### [PROBLEM DETAILS]
Copy, from the entries below, each line in which the string "одного" appears.

### [GIVEN RECORDS]
========================================================================
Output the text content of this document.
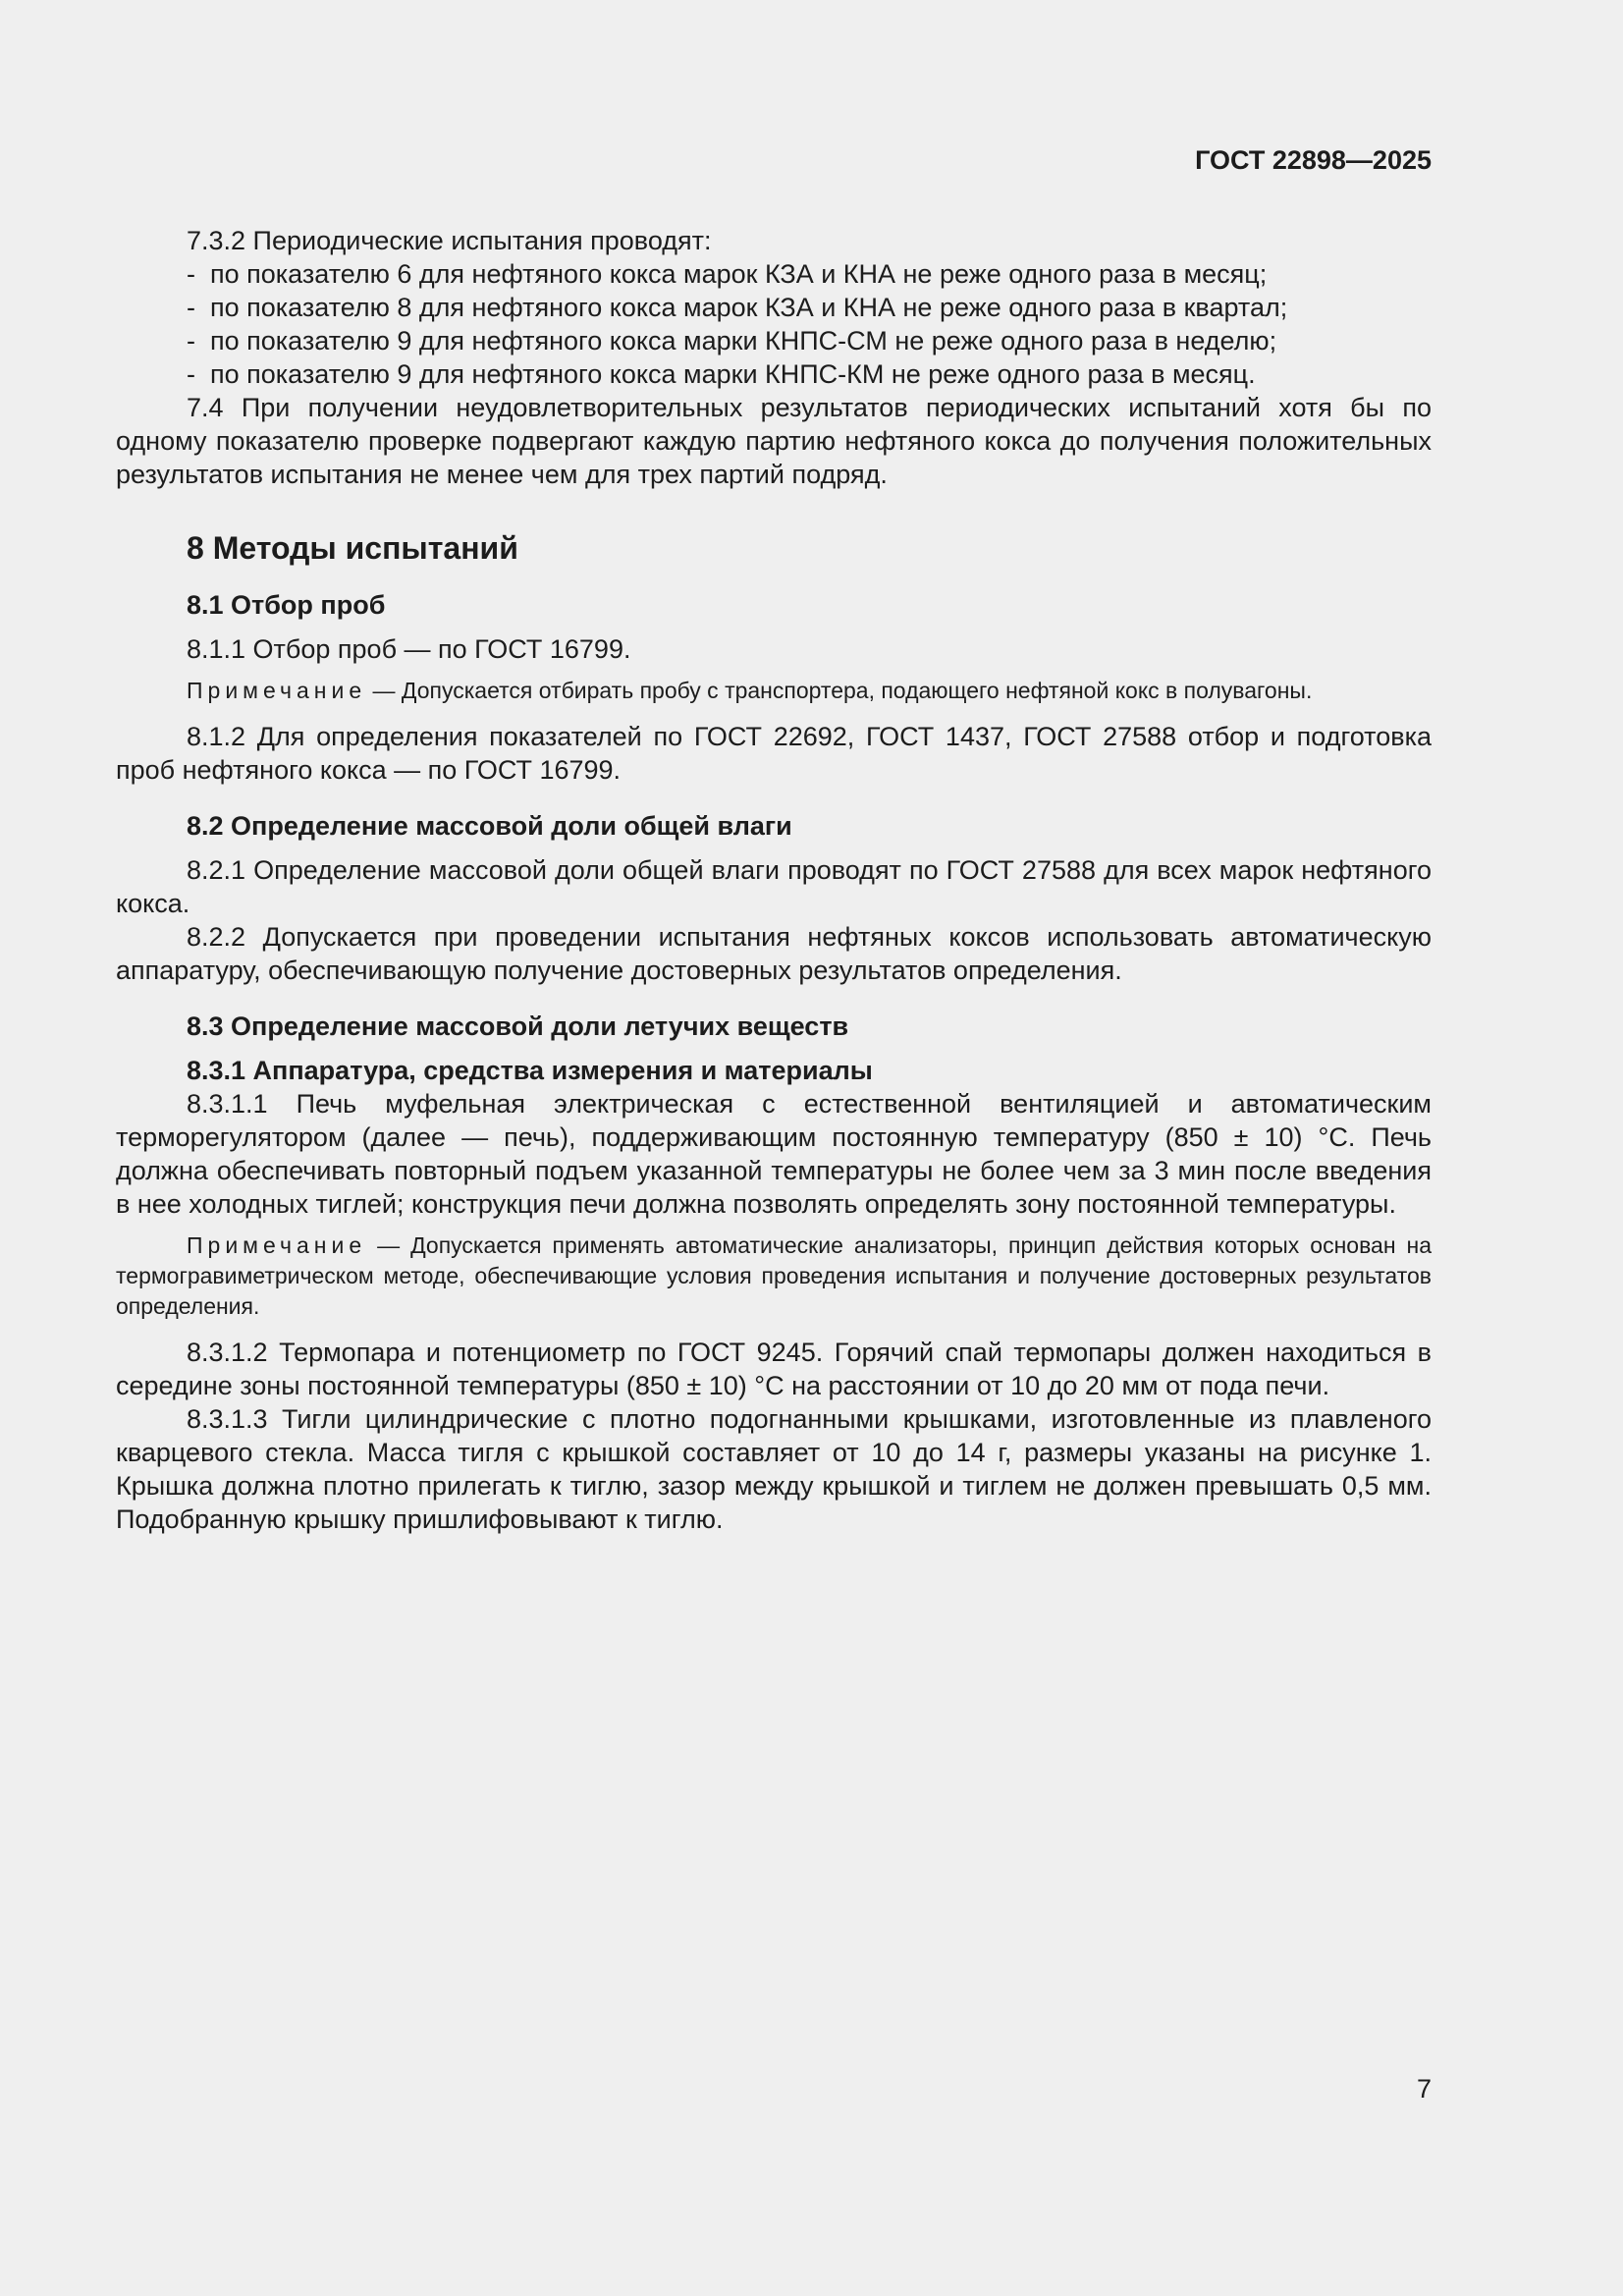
ГОСТ 22898—2025

7.3.2 Периодические испытания проводят:

- по показателю 6 для нефтяного кокса марок КЗА и КНА не реже одного раза в месяц;

- по показателю 8 для нефтяного кокса марок КЗА и КНА не реже одного раза в квартал;

- по показателю 9 для нефтяного кокса марки КНПС-СМ не реже одного раза в неделю;

- по показателю 9 для нефтяного кокса марки КНПС-КМ не реже одного раза в месяц.

7.4 При получении неудовлетворительных результатов периодических испытаний хотя бы по одному показателю проверке подвергают каждую партию нефтяного кокса до получения положительных результатов испытания не менее чем для трех партий подряд.

8 Методы испытаний
8.1 Отбор проб

8.1.1 Отбор проб — по ГОСТ 16799.

Примечание — Допускается отбирать пробу с транспортера, подающего нефтяной кокс в полувагоны.

8.1.2 Для определения показателей по ГОСТ 22692, ГОСТ 1437, ГОСТ 27588 отбор и подготовка проб нефтяного кокса — по ГОСТ 16799.

8.2 Определение массовой доли общей влаги

8.2.1 Определение массовой доли общей влаги проводят по ГОСТ 27588 для всех марок нефтяного кокса.

8.2.2 Допускается при проведении испытания нефтяных коксов использовать автоматическую аппаратуру, обеспечивающую получение достоверных результатов определения.

8.3 Определение массовой доли летучих веществ
8.3.1 Аппаратура, средства измерения и материалы

8.3.1.1 Печь муфельная электрическая с естественной вентиляцией и автоматическим терморегулятором (далее — печь), поддерживающим постоянную температуру (850 ± 10) °С. Печь должна обеспечивать повторный подъем указанной температуры не более чем за 3 мин после введения в нее холодных тиглей; конструкция печи должна позволять определять зону постоянной температуры.

Примечание — Допускается применять автоматические анализаторы, принцип действия которых основан на термогравиметрическом методе, обеспечивающие условия проведения испытания и получение достоверных результатов определения.

8.3.1.2 Термопара и потенциометр по ГОСТ 9245. Горячий спай термопары должен находиться в середине зоны постоянной температуры (850 ± 10) °С на расстоянии от 10 до 20 мм от пода печи.

8.3.1.3 Тигли цилиндрические с плотно подогнанными крышками, изготовленные из плавленого кварцевого стекла. Масса тигля с крышкой составляет от 10 до 14 г, размеры указаны на рисунке 1. Крышка должна плотно прилегать к тиглю, зазор между крышкой и тиглем не должен превышать 0,5 мм. Подобранную крышку пришлифовывают к тиглю.

7
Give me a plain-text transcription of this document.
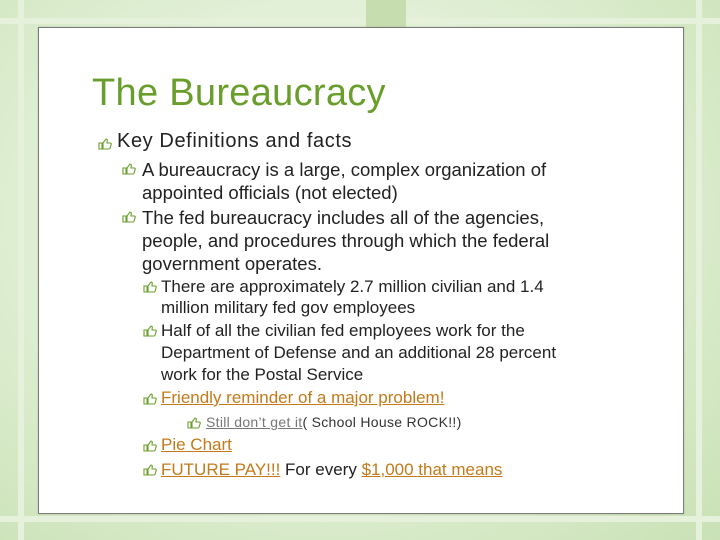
The Bureaucracy
Key Definitions and facts
A bureaucracy is a large, complex organization of
appointed officials (not elected)
The fed bureaucracy includes all of the agencies,
people, and procedures through which the federal
government operates.
There are approximately 2.7 million civilian and 1.4
million military fed gov employees
Half of all the civilian fed employees work for the
Department of Defense and an additional 28 percent
work for the Postal Service
Friendly reminder of a major problem!
Still don’t get it( School House ROCK!!)
Pie Chart
FUTURE PAY!!! For every $1,000 that means
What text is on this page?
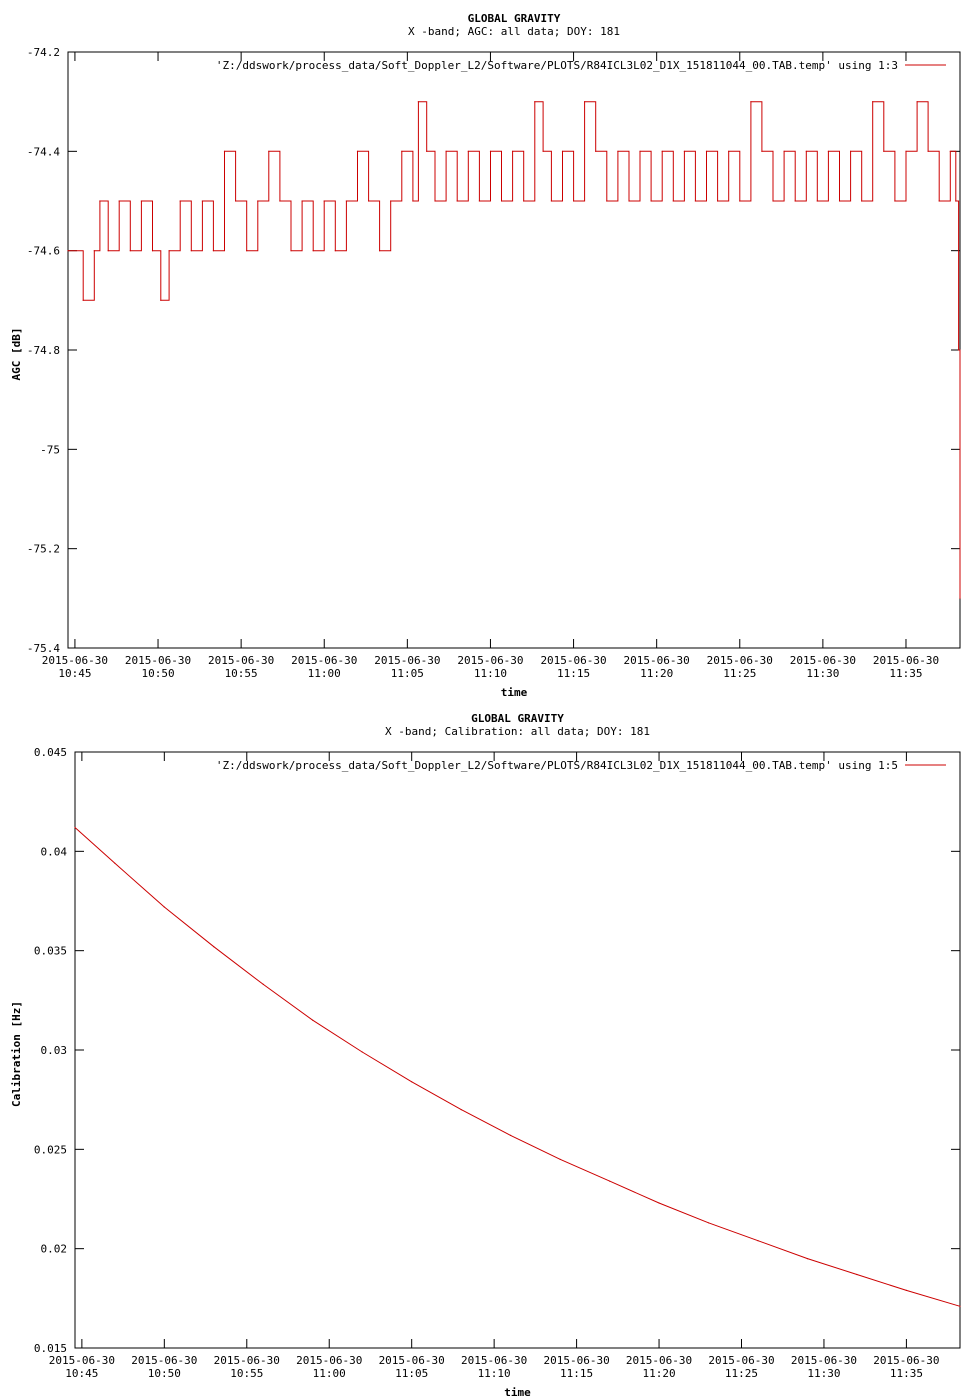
GLOBAL GRAVITY
X -band; AGC: all data; DOY: 181
-74.2
-74.4
-74.6
-74.8
-75
-75.2
-75.4
2015-06-30
10:45
2015-06-30
10:50
2015-06-30
10:55
2015-06-30
11:00
2015-06-30
11:05
2015-06-30
11:10
2015-06-30
11:15
2015-06-30
11:20
2015-06-30
11:25
2015-06-30
11:30
2015-06-30
11:35
time
AGC [dB]
'Z:/ddswork/process_data/Soft_Doppler_L2/Software/PLOTS/R84ICL3L02_D1X_151811044_00.TAB.temp' using 1:3
GLOBAL GRAVITY
X -band; Calibration: all data; DOY: 181
0.045
0.04
0.035
0.03
0.025
0.02
0.015
2015-06-30
10:45
2015-06-30
10:50
2015-06-30
10:55
2015-06-30
11:00
2015-06-30
11:05
2015-06-30
11:10
2015-06-30
11:15
2015-06-30
11:20
2015-06-30
11:25
2015-06-30
11:30
2015-06-30
11:35
time
Calibration [Hz]
'Z:/ddswork/process_data/Soft_Doppler_L2/Software/PLOTS/R84ICL3L02_D1X_151811044_00.TAB.temp' using 1:5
========================================================================
### [SOLUTION TO THIS TASK]
- по показателю 6 для нефтяного кокса марок КЗА и КНА не реже одного раза в месяц;
- по показателю 8 для нефтяного кокса марок КЗА и КНА не реже одного раза в квартал;
- по показателю 9 для нефтяного кокса марки КНПС-СМ не реже одного раза в неделю;
- по показателю 9 для нефтяного кокса марки КНПС-КМ не реже одного раза в месяц.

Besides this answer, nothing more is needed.